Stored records
(begin)

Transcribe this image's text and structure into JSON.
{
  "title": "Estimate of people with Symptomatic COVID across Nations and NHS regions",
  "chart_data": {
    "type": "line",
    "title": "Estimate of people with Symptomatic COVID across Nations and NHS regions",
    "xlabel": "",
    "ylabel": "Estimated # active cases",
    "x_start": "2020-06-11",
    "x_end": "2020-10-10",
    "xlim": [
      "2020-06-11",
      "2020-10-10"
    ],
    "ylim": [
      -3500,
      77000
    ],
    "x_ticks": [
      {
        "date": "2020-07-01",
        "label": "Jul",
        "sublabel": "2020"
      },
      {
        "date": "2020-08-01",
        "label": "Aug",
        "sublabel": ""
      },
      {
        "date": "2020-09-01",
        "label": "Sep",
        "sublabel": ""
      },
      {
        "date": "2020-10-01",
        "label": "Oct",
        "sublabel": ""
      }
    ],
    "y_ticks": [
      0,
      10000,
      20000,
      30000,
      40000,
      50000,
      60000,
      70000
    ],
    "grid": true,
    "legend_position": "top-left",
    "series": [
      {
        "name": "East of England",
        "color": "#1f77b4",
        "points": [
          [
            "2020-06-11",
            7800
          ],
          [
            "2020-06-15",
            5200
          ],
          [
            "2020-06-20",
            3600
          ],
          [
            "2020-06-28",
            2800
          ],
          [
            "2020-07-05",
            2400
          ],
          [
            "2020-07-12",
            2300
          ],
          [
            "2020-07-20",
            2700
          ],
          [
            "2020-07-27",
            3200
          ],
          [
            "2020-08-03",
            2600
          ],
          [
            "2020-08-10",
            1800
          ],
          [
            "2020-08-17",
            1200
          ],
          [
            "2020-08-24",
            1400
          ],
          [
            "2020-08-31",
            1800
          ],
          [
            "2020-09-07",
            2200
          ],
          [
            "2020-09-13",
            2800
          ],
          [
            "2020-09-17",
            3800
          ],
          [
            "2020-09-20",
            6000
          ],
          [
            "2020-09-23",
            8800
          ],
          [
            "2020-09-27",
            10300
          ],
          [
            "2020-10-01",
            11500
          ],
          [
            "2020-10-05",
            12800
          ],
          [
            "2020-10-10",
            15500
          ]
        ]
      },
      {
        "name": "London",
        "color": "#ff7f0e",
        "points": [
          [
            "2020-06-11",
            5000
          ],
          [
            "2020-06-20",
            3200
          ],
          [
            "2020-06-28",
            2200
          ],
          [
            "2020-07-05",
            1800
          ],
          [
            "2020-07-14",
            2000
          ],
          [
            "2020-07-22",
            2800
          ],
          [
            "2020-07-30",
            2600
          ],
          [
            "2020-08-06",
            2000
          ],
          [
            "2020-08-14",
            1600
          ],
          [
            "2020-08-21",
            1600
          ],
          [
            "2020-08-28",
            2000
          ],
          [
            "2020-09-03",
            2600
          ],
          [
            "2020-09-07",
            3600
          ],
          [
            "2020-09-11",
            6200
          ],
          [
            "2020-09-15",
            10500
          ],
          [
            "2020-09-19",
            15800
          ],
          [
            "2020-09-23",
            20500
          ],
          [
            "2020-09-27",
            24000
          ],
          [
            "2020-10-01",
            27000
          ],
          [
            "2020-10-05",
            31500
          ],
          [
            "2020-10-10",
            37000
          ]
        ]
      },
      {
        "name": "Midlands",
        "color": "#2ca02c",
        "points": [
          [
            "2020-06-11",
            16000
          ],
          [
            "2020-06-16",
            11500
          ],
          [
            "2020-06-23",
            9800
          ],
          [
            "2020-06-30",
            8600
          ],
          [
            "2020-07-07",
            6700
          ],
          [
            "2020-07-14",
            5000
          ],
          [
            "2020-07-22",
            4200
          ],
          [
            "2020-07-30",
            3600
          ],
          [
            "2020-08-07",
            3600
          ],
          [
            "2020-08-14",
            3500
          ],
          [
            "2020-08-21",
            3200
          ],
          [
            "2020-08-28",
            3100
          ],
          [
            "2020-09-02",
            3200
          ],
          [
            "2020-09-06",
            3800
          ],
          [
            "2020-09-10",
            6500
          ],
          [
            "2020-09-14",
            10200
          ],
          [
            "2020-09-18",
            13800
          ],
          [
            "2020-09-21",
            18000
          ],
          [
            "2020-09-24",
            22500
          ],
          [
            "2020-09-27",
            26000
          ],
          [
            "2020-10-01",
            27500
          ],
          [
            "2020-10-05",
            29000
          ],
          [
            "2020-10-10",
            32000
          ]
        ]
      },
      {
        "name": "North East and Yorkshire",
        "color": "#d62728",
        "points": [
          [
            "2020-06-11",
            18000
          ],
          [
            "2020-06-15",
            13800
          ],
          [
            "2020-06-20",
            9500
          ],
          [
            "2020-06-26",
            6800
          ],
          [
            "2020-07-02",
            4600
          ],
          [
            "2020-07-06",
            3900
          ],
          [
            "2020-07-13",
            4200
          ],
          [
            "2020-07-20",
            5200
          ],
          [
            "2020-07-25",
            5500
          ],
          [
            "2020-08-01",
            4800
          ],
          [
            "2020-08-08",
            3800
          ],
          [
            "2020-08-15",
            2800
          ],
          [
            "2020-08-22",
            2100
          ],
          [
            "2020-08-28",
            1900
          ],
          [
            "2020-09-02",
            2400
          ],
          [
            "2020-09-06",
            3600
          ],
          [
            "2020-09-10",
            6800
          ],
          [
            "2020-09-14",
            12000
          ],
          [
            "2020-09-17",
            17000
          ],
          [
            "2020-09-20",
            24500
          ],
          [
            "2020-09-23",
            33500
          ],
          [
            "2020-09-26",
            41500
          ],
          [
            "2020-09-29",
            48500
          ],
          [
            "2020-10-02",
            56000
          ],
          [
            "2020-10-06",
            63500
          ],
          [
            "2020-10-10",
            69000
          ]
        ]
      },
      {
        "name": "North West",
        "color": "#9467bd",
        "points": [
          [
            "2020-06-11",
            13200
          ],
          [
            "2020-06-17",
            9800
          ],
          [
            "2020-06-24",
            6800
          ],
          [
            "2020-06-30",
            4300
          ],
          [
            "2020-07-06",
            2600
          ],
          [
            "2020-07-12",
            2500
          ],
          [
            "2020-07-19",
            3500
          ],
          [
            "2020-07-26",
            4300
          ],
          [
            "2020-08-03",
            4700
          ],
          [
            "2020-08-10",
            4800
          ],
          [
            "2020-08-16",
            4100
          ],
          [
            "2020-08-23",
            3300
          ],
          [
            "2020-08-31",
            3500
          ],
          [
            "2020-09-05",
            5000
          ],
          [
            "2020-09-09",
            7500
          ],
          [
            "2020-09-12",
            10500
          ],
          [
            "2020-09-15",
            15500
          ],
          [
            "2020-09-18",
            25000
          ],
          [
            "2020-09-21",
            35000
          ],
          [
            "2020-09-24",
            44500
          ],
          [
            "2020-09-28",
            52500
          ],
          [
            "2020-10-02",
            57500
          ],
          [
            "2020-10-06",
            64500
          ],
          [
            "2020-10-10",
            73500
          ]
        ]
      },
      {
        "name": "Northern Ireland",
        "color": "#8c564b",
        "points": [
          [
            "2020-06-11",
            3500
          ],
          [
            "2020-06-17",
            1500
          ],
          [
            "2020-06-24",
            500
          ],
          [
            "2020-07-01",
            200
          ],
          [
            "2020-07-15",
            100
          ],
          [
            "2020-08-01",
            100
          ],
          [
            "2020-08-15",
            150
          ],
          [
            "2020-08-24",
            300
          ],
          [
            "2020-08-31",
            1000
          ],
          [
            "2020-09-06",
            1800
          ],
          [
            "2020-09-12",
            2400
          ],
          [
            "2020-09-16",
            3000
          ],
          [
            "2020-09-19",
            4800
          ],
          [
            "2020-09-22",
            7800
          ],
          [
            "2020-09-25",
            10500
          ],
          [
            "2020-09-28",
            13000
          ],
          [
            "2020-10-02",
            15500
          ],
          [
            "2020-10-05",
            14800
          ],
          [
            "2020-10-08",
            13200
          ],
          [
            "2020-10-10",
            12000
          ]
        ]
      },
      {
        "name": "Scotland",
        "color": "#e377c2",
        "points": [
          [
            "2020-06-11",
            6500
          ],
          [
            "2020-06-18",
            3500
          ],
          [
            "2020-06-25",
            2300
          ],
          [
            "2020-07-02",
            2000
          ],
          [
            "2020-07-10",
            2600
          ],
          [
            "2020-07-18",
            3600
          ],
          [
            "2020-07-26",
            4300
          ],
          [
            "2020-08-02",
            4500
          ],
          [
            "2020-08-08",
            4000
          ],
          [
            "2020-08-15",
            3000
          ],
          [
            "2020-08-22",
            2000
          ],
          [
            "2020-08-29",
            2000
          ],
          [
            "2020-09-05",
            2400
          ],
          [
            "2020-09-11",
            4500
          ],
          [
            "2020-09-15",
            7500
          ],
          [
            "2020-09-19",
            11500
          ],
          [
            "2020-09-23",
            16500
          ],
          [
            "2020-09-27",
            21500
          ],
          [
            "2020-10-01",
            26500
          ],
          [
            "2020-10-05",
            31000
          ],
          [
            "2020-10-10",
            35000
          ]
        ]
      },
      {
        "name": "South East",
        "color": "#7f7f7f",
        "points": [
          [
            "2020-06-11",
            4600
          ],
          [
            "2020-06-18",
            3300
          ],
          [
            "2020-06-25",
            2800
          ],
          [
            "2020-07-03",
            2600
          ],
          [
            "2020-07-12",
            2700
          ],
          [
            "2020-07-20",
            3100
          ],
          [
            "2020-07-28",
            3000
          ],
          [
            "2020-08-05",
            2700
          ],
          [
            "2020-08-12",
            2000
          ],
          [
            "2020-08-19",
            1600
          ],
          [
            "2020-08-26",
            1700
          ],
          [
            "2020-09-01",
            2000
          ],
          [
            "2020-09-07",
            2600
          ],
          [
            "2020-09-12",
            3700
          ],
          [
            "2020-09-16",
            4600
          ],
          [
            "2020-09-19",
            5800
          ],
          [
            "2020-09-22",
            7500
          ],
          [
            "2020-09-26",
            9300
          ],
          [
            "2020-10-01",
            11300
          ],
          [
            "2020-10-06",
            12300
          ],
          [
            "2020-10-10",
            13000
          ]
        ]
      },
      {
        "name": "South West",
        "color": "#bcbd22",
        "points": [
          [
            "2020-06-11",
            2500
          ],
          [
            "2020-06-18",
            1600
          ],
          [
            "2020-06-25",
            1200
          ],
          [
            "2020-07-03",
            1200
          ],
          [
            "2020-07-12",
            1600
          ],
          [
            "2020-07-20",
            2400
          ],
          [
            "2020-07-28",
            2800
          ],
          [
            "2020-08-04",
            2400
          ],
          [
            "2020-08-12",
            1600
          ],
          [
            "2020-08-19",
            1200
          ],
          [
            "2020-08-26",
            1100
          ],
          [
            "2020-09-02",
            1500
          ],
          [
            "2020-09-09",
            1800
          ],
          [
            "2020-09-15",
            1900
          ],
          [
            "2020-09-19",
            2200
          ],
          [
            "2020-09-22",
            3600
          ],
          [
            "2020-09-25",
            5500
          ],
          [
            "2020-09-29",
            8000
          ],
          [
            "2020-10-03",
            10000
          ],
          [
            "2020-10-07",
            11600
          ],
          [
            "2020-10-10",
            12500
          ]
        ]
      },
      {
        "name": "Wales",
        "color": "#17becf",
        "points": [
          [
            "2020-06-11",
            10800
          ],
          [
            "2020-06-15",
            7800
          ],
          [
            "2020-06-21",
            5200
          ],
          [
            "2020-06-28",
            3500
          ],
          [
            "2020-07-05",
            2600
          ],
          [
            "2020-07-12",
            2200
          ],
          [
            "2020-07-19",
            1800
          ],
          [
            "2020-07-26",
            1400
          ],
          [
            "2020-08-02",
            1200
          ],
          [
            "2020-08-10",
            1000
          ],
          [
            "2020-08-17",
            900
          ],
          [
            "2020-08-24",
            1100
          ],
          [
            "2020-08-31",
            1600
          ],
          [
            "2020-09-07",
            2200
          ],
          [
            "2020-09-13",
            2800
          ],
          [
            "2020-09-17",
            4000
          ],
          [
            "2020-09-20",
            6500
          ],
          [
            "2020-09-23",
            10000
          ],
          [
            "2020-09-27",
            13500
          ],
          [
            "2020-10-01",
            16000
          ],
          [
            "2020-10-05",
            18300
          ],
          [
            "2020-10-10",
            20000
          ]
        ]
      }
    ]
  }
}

(end)
(begin)

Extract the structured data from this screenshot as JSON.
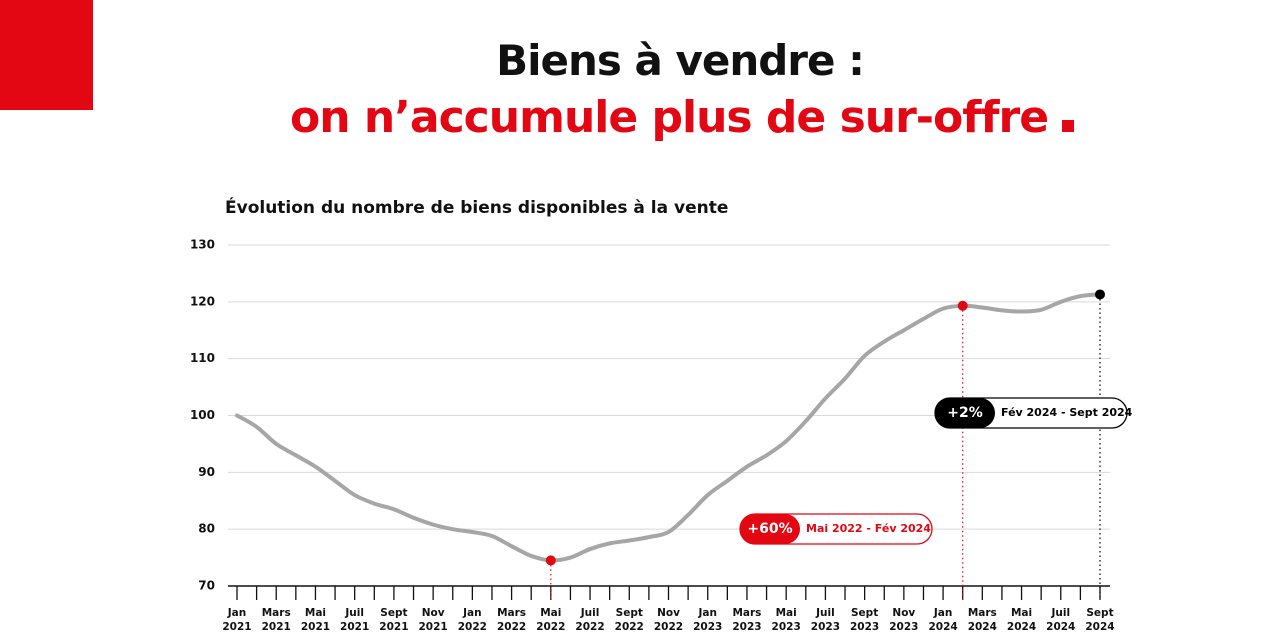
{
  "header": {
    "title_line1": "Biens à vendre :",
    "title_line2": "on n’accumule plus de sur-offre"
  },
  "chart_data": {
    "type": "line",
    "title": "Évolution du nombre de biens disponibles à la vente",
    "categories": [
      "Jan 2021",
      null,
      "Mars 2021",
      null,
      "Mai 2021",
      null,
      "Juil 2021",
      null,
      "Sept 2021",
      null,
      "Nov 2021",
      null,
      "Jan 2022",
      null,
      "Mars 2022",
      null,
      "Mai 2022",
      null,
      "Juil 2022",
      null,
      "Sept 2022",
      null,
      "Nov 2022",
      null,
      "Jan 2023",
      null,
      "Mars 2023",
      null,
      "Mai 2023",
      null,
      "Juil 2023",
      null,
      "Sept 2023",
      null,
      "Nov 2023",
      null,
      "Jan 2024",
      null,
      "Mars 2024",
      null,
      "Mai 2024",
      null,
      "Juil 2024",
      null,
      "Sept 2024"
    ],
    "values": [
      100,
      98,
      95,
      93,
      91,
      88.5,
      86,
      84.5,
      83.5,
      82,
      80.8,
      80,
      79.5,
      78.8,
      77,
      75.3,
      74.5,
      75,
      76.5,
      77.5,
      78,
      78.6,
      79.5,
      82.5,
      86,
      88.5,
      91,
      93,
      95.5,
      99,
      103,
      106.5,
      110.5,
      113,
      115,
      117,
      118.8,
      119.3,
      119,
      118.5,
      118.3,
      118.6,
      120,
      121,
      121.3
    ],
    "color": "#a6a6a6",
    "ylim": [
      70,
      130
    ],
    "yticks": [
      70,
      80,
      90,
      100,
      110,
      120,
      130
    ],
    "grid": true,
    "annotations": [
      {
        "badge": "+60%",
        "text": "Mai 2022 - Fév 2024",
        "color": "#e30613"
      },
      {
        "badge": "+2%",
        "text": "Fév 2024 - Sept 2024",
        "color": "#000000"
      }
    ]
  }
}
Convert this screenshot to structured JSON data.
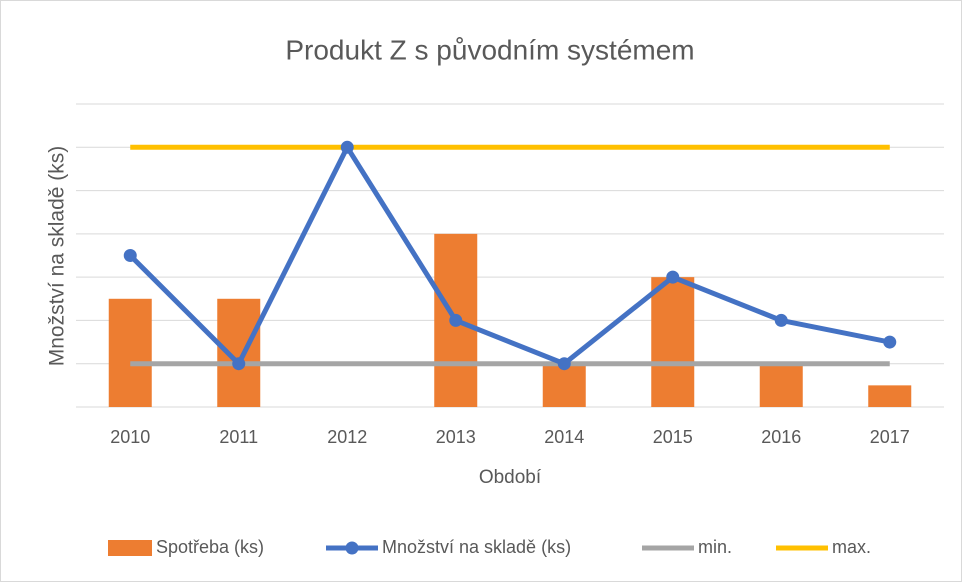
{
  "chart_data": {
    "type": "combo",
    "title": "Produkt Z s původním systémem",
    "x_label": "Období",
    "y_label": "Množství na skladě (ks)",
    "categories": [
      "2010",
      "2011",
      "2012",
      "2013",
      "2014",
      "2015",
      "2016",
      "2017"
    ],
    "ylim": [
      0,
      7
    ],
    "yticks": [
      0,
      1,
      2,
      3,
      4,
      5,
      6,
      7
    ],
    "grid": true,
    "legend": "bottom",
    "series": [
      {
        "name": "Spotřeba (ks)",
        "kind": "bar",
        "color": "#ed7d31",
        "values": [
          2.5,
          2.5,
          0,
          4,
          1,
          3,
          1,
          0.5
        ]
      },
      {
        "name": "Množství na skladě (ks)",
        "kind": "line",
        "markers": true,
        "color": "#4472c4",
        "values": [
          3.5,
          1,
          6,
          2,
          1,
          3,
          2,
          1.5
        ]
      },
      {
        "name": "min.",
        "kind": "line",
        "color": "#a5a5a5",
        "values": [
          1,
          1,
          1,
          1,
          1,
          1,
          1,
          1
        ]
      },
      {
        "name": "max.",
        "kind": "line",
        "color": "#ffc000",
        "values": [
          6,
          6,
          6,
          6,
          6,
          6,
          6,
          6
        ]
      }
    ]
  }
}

(end)

Identify and copy the lines holding the word "regions".

> RESPONSE FOR THIS EXERCISE
  "title": "Estimate of people with Symptomatic COVID across Nations and NHS regions",
    "title": "Estimate of people with Symptomatic COVID across Nations and NHS regions",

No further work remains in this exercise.